Data records:
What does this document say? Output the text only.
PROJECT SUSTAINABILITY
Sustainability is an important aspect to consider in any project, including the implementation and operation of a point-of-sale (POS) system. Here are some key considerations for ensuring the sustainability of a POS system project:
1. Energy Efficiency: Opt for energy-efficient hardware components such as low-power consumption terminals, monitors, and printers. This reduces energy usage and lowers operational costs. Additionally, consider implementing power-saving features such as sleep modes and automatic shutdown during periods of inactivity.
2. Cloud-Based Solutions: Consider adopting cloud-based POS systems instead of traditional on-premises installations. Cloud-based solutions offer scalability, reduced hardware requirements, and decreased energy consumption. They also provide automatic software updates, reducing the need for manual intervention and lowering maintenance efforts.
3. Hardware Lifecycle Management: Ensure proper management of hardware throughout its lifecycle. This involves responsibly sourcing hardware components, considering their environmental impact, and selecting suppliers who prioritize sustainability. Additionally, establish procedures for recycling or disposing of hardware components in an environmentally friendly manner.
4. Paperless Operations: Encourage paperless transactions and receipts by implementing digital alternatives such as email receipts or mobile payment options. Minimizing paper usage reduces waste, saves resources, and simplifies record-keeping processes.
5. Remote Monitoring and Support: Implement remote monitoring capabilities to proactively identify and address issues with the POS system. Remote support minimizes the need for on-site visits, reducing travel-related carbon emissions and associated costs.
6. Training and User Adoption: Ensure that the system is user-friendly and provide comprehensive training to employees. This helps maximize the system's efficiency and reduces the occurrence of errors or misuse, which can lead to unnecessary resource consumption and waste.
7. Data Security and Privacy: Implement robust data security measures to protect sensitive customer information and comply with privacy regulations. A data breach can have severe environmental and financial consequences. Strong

● EXERCISE DETAILS: Write out all records exactly, keeping every detail.

● EXERCISE RESULT:
What does this document say? Output the text only.
PROJECT SUSTAINABILITY
Sustainability is an important aspect to consider in any project, including the implementation and operation of a point-of-sale (POS) system. Here are some key considerations for ensuring the sustainability of a POS system project:
1. Energy Efficiency: Opt for energy-efficient hardware components such as low-power consumption terminals, monitors, and printers. This reduces energy usage and lowers operational costs. Additionally, consider implementing power-saving features such as sleep modes and automatic shutdown during periods of inactivity.
2. Cloud-Based Solutions: Consider adopting cloud-based POS systems instead of traditional on-premises installations. Cloud-based solutions offer scalability, reduced hardware requirements, and decreased energy consumption. They also provide automatic software updates, reducing the need for manual intervention and lowering maintenance efforts.
3. Hardware Lifecycle Management: Ensure proper management of hardware throughout its lifecycle. This involves responsibly sourcing hardware components, considering their environmental impact, and selecting suppliers who prioritize sustainability. Additionally, establish procedures for recycling or disposing of hardware components in an environmentally friendly manner.
4. Paperless Operations: Encourage paperless transactions and receipts by implementing digital alternatives such as email receipts or mobile payment options. Minimizing paper usage reduces waste, saves resources, and simplifies record-keeping processes.
5. Remote Monitoring and Support: Implement remote monitoring capabilities to proactively identify and address issues with the POS system. Remote support minimizes the need for on-site visits, reducing travel-related carbon emissions and associated costs.
6. Training and User Adoption: Ensure that the system is user-friendly and provide comprehensive training to employees. This helps maximize the system's efficiency and reduces the occurrence of errors or misuse, which can lead to unnecessary resource consumption and waste.
7. Data Security and Privacy: Implement robust data security measures to protect sensitive customer information and comply with privacy regulations. A data breach can have severe environmental and financial consequences. Strong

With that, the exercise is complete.